[START OF Extracted information]
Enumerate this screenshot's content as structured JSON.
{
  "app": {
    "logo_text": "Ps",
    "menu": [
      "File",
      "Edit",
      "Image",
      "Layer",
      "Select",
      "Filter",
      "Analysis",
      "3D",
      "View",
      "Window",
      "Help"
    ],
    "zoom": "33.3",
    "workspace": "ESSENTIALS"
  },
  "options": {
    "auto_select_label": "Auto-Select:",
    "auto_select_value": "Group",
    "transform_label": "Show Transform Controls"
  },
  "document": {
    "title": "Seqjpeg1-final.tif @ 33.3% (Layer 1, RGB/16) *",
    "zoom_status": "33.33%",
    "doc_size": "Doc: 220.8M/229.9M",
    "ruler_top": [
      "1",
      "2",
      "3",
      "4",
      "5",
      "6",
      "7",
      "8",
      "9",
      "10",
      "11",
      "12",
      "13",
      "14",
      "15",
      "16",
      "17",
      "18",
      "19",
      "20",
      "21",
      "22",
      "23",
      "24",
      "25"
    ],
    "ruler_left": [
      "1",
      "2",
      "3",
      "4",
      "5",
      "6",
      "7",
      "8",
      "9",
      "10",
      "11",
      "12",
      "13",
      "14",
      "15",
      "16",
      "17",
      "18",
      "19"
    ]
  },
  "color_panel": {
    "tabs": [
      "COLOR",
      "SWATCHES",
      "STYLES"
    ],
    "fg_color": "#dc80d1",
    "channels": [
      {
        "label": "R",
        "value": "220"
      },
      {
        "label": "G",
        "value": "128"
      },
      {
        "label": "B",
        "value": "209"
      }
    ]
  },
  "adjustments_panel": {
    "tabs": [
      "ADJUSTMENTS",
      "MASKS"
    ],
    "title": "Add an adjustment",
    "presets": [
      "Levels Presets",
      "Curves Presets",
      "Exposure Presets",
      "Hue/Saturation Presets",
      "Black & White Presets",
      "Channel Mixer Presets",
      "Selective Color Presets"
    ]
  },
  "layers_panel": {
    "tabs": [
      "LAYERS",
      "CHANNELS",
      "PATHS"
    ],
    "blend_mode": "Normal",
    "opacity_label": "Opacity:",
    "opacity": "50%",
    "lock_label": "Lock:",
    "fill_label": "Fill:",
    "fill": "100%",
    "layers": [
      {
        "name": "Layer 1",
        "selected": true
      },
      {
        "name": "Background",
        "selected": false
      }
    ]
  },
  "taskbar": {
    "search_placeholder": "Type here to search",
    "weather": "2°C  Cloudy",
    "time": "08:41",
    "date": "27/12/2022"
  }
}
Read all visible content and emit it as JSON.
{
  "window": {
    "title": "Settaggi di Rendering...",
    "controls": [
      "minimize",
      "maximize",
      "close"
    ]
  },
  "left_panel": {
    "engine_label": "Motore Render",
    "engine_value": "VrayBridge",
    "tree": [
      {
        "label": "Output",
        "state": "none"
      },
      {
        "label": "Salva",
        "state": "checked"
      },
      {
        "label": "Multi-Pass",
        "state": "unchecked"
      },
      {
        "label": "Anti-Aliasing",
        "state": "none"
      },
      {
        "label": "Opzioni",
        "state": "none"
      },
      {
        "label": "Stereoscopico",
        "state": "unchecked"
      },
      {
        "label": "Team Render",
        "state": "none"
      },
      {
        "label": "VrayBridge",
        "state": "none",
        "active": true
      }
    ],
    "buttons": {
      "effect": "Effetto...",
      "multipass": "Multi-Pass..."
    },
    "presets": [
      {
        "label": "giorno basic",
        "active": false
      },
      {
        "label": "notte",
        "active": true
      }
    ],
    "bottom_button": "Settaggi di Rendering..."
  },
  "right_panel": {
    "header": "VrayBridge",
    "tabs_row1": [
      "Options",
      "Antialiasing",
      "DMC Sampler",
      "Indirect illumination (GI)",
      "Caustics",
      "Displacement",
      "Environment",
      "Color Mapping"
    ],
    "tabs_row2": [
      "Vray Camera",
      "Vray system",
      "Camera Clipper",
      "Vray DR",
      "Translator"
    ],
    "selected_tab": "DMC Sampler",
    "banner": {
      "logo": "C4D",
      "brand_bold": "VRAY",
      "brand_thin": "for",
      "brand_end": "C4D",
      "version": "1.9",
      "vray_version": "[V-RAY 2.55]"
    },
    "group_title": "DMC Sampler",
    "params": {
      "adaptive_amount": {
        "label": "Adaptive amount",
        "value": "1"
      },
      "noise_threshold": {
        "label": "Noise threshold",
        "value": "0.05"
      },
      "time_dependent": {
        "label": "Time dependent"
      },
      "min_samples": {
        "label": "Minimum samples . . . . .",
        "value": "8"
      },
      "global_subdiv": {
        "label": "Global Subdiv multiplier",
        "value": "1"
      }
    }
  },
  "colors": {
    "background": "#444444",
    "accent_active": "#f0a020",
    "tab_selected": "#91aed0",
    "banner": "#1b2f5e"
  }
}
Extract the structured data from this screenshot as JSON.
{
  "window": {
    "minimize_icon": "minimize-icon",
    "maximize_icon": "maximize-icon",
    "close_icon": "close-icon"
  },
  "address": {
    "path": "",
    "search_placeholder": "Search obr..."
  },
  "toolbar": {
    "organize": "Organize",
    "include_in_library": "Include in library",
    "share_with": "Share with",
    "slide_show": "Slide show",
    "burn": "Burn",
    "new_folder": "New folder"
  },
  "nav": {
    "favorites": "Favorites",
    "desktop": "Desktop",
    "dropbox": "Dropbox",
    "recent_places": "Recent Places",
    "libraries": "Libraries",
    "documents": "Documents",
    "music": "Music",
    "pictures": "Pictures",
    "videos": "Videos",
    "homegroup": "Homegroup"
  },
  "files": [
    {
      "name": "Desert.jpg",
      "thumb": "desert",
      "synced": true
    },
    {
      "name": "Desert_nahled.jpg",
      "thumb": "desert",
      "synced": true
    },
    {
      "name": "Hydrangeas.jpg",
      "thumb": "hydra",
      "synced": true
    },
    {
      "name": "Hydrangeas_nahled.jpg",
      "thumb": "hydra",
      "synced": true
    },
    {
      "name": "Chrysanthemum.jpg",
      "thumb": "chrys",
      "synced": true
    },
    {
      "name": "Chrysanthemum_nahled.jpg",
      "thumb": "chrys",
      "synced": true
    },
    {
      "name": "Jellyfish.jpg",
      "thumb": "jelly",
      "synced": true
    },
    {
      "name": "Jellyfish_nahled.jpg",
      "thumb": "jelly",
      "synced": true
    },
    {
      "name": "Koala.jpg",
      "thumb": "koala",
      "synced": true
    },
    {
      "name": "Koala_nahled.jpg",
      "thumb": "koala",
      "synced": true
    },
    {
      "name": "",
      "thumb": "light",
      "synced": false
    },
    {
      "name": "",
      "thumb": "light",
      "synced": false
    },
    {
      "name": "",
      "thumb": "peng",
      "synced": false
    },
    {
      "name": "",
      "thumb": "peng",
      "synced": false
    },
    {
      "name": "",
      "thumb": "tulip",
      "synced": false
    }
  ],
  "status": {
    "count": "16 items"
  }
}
[END OF Extracted information]
__What to produce__. Could you quote the material above in full, exactly as it stands?

__Output for this task__.
Enumerate this screenshot's content as structured JSON.
{
  "app": {
    "logo_text": "Ps",
    "menu": [
      "File",
      "Edit",
      "Image",
      "Layer",
      "Select",
      "Filter",
      "Analysis",
      "3D",
      "View",
      "Window",
      "Help"
    ],
    "zoom": "33.3",
    "workspace": "ESSENTIALS"
  },
  "options": {
    "auto_select_label": "Auto-Select:",
    "auto_select_value": "Group",
    "transform_label": "Show Transform Controls"
  },
  "document": {
    "title": "Seqjpeg1-final.tif @ 33.3% (Layer 1, RGB/16) *",
    "zoom_status": "33.33%",
    "doc_size": "Doc: 220.8M/229.9M",
    "ruler_top": [
      "1",
      "2",
      "3",
      "4",
      "5",
      "6",
      "7",
      "8",
      "9",
      "10",
      "11",
      "12",
      "13",
      "14",
      "15",
      "16",
      "17",
      "18",
      "19",
      "20",
      "21",
      "22",
      "23",
      "24",
      "25"
    ],
    "ruler_left": [
      "1",
      "2",
      "3",
      "4",
      "5",
      "6",
      "7",
      "8",
      "9",
      "10",
      "11",
      "12",
      "13",
      "14",
      "15",
      "16",
      "17",
      "18",
      "19"
    ]
  },
  "color_panel": {
    "tabs": [
      "COLOR",
      "SWATCHES",
      "STYLES"
    ],
    "fg_color": "#dc80d1",
    "channels": [
      {
        "label": "R",
        "value": "220"
      },
      {
        "label": "G",
        "value": "128"
      },
      {
        "label": "B",
        "value": "209"
      }
    ]
  },
  "adjustments_panel": {
    "tabs": [
      "ADJUSTMENTS",
      "MASKS"
    ],
    "title": "Add an adjustment",
    "presets": [
      "Levels Presets",
      "Curves Presets",
      "Exposure Presets",
      "Hue/Saturation Presets",
      "Black & White Presets",
      "Channel Mixer Presets",
      "Selective Color Presets"
    ]
  },
  "layers_panel": {
    "tabs": [
      "LAYERS",
      "CHANNELS",
      "PATHS"
    ],
    "blend_mode": "Normal",
    "opacity_label": "Opacity:",
    "opacity": "50%",
    "lock_label": "Lock:",
    "fill_label": "Fill:",
    "fill": "100%",
    "layers": [
      {
        "name": "Layer 1",
        "selected": true
      },
      {
        "name": "Background",
        "selected": false
      }
    ]
  },
  "taskbar": {
    "search_placeholder": "Type here to search",
    "weather": "2°C  Cloudy",
    "time": "08:41",
    "date": "27/12/2022"
  }
}
Read all visible content and emit it as JSON.
{
  "window": {
    "title": "Settaggi di Rendering...",
    "controls": [
      "minimize",
      "maximize",
      "close"
    ]
  },
  "left_panel": {
    "engine_label": "Motore Render",
    "engine_value": "VrayBridge",
    "tree": [
      {
        "label": "Output",
        "state": "none"
      },
      {
        "label": "Salva",
        "state": "checked"
      },
      {
        "label": "Multi-Pass",
        "state": "unchecked"
      },
      {
        "label": "Anti-Aliasing",
        "state": "none"
      },
      {
        "label": "Opzioni",
        "state": "none"
      },
      {
        "label": "Stereoscopico",
        "state": "unchecked"
      },
      {
        "label": "Team Render",
        "state": "none"
      },
      {
        "label": "VrayBridge",
        "state": "none",
        "active": true
      }
    ],
    "buttons": {
      "effect": "Effetto...",
      "multipass": "Multi-Pass..."
    },
    "presets": [
      {
        "label": "giorno basic",
        "active": false
      },
      {
        "label": "notte",
        "active": true
      }
    ],
    "bottom_button": "Settaggi di Rendering..."
  },
  "right_panel": {
    "header": "VrayBridge",
    "tabs_row1": [
      "Options",
      "Antialiasing",
      "DMC Sampler",
      "Indirect illumination (GI)",
      "Caustics",
      "Displacement",
      "Environment",
      "Color Mapping"
    ],
    "tabs_row2": [
      "Vray Camera",
      "Vray system",
      "Camera Clipper",
      "Vray DR",
      "Translator"
    ],
    "selected_tab": "DMC Sampler",
    "banner": {
      "logo": "C4D",
      "brand_bold": "VRAY",
      "brand_thin": "for",
      "brand_end": "C4D",
      "version": "1.9",
      "vray_version": "[V-RAY 2.55]"
    },
    "group_title": "DMC Sampler",
    "params": {
      "adaptive_amount": {
        "label": "Adaptive amount",
        "value": "1"
      },
      "noise_threshold": {
        "label": "Noise threshold",
        "value": "0.05"
      },
      "time_dependent": {
        "label": "Time dependent"
      },
      "min_samples": {
        "label": "Minimum samples . . . . .",
        "value": "8"
      },
      "global_subdiv": {
        "label": "Global Subdiv multiplier",
        "value": "1"
      }
    }
  },
  "colors": {
    "background": "#444444",
    "accent_active": "#f0a020",
    "tab_selected": "#91aed0",
    "banner": "#1b2f5e"
  }
}
Extract the structured data from this screenshot as JSON.
{
  "window": {
    "minimize_icon": "minimize-icon",
    "maximize_icon": "maximize-icon",
    "close_icon": "close-icon"
  },
  "address": {
    "path": "",
    "search_placeholder": "Search obr..."
  },
  "toolbar": {
    "organize": "Organize",
    "include_in_library": "Include in library",
    "share_with": "Share with",
    "slide_show": "Slide show",
    "burn": "Burn",
    "new_folder": "New folder"
  },
  "nav": {
    "favorites": "Favorites",
    "desktop": "Desktop",
    "dropbox": "Dropbox",
    "recent_places": "Recent Places",
    "libraries": "Libraries",
    "documents": "Documents",
    "music": "Music",
    "pictures": "Pictures",
    "videos": "Videos",
    "homegroup": "Homegroup"
  },
  "files": [
    {
      "name": "Desert.jpg",
      "thumb": "desert",
      "synced": true
    },
    {
      "name": "Desert_nahled.jpg",
      "thumb": "desert",
      "synced": true
    },
    {
      "name": "Hydrangeas.jpg",
      "thumb": "hydra",
      "synced": true
    },
    {
      "name": "Hydrangeas_nahled.jpg",
      "thumb": "hydra",
      "synced": true
    },
    {
      "name": "Chrysanthemum.jpg",
      "thumb": "chrys",
      "synced": true
    },
    {
      "name": "Chrysanthemum_nahled.jpg",
      "thumb": "chrys",
      "synced": true
    },
    {
      "name": "Jellyfish.jpg",
      "thumb": "jelly",
      "synced": true
    },
    {
      "name": "Jellyfish_nahled.jpg",
      "thumb": "jelly",
      "synced": true
    },
    {
      "name": "Koala.jpg",
      "thumb": "koala",
      "synced": true
    },
    {
      "name": "Koala_nahled.jpg",
      "thumb": "koala",
      "synced": true
    },
    {
      "name": "",
      "thumb": "light",
      "synced": false
    },
    {
      "name": "",
      "thumb": "light",
      "synced": false
    },
    {
      "name": "",
      "thumb": "peng",
      "synced": false
    },
    {
      "name": "",
      "thumb": "peng",
      "synced": false
    },
    {
      "name": "",
      "thumb": "tulip",
      "synced": false
    }
  ],
  "status": {
    "count": "16 items"
  }
}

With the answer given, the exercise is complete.